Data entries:
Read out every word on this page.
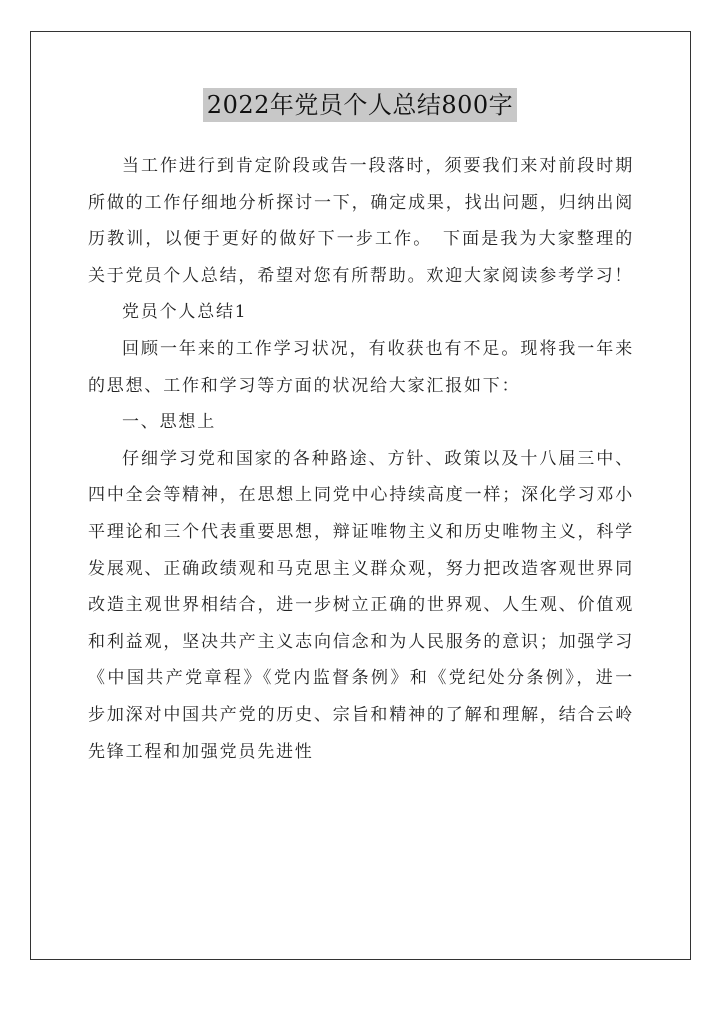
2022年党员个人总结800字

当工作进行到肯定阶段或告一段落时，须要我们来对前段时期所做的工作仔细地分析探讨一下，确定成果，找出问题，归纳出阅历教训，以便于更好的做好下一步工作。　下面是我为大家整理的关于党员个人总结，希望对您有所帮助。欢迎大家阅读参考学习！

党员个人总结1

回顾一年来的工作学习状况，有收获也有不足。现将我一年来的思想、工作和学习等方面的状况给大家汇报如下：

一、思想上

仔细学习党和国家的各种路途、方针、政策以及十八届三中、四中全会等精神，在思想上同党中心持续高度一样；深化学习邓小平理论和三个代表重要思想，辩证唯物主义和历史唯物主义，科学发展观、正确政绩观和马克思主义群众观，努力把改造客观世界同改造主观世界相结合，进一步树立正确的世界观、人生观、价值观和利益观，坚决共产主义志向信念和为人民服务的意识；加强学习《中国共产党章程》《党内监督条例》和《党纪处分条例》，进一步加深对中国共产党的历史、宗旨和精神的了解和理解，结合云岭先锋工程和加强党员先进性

Direction
Omit the pictures, and quote the material above exactly as given.

The response
Read out every word on this page.
2022年党员个人总结800字

当工作进行到肯定阶段或告一段落时，须要我们来对前段时期所做的工作仔细地分析探讨一下，确定成果，找出问题，归纳出阅历教训，以便于更好的做好下一步工作。　下面是我为大家整理的关于党员个人总结，希望对您有所帮助。欢迎大家阅读参考学习！

党员个人总结1

回顾一年来的工作学习状况，有收获也有不足。现将我一年来的思想、工作和学习等方面的状况给大家汇报如下：

一、思想上

仔细学习党和国家的各种路途、方针、政策以及十八届三中、四中全会等精神，在思想上同党中心持续高度一样；深化学习邓小平理论和三个代表重要思想，辩证唯物主义和历史唯物主义，科学发展观、正确政绩观和马克思主义群众观，努力把改造客观世界同改造主观世界相结合，进一步树立正确的世界观、人生观、价值观和利益观，坚决共产主义志向信念和为人民服务的意识；加强学习《中国共产党章程》《党内监督条例》和《党纪处分条例》，进一步加深对中国共产党的历史、宗旨和精神的了解和理解，结合云岭先锋工程和加强党员先进性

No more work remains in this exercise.